Records from a collection

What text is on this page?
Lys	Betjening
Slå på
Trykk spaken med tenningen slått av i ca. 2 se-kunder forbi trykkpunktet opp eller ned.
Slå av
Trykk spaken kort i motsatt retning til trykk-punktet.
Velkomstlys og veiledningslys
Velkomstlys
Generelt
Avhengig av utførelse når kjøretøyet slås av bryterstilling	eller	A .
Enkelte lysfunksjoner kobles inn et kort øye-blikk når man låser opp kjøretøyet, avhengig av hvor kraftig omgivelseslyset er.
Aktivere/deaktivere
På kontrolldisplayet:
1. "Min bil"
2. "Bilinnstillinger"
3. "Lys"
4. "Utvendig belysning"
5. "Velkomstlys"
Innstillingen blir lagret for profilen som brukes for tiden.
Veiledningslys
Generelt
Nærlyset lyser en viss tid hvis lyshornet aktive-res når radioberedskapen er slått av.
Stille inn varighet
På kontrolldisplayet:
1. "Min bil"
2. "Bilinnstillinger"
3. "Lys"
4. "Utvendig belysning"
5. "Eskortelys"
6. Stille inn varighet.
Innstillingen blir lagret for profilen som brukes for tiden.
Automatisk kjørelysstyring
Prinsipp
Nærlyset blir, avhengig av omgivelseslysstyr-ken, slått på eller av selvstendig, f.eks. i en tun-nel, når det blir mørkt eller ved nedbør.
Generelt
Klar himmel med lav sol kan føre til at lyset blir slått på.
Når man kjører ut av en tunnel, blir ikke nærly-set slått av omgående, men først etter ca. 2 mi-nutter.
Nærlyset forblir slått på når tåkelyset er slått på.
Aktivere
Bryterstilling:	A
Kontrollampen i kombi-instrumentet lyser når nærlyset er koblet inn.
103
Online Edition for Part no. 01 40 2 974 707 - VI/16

» **Description of the task**
Write out every line of the records exactly.

» **Expected answer**
What text is on this page?
Lys	Betjening
Slå på
Trykk spaken med tenningen slått av i ca. 2 se-kunder forbi trykkpunktet opp eller ned.
Slå av
Trykk spaken kort i motsatt retning til trykk-punktet.
Velkomstlys og veiledningslys
Velkomstlys
Generelt
Avhengig av utførelse når kjøretøyet slås av bryterstilling	eller	A .
Enkelte lysfunksjoner kobles inn et kort øye-blikk når man låser opp kjøretøyet, avhengig av hvor kraftig omgivelseslyset er.
Aktivere/deaktivere
På kontrolldisplayet:
1. "Min bil"
2. "Bilinnstillinger"
3. "Lys"
4. "Utvendig belysning"
5. "Velkomstlys"
Innstillingen blir lagret for profilen som brukes for tiden.
Veiledningslys
Generelt
Nærlyset lyser en viss tid hvis lyshornet aktive-res når radioberedskapen er slått av.
Stille inn varighet
På kontrolldisplayet:
1. "Min bil"
2. "Bilinnstillinger"
3. "Lys"
4. "Utvendig belysning"
5. "Eskortelys"
6. Stille inn varighet.
Innstillingen blir lagret for profilen som brukes for tiden.
Automatisk kjørelysstyring
Prinsipp
Nærlyset blir, avhengig av omgivelseslysstyr-ken, slått på eller av selvstendig, f.eks. i en tun-nel, når det blir mørkt eller ved nedbør.
Generelt
Klar himmel med lav sol kan føre til at lyset blir slått på.
Når man kjører ut av en tunnel, blir ikke nærly-set slått av omgående, men først etter ca. 2 mi-nutter.
Nærlyset forblir slått på når tåkelyset er slått på.
Aktivere
Bryterstilling:	A
Kontrollampen i kombi-instrumentet lyser når nærlyset er koblet inn.
103
Online Edition for Part no. 01 40 2 974 707 - VI/16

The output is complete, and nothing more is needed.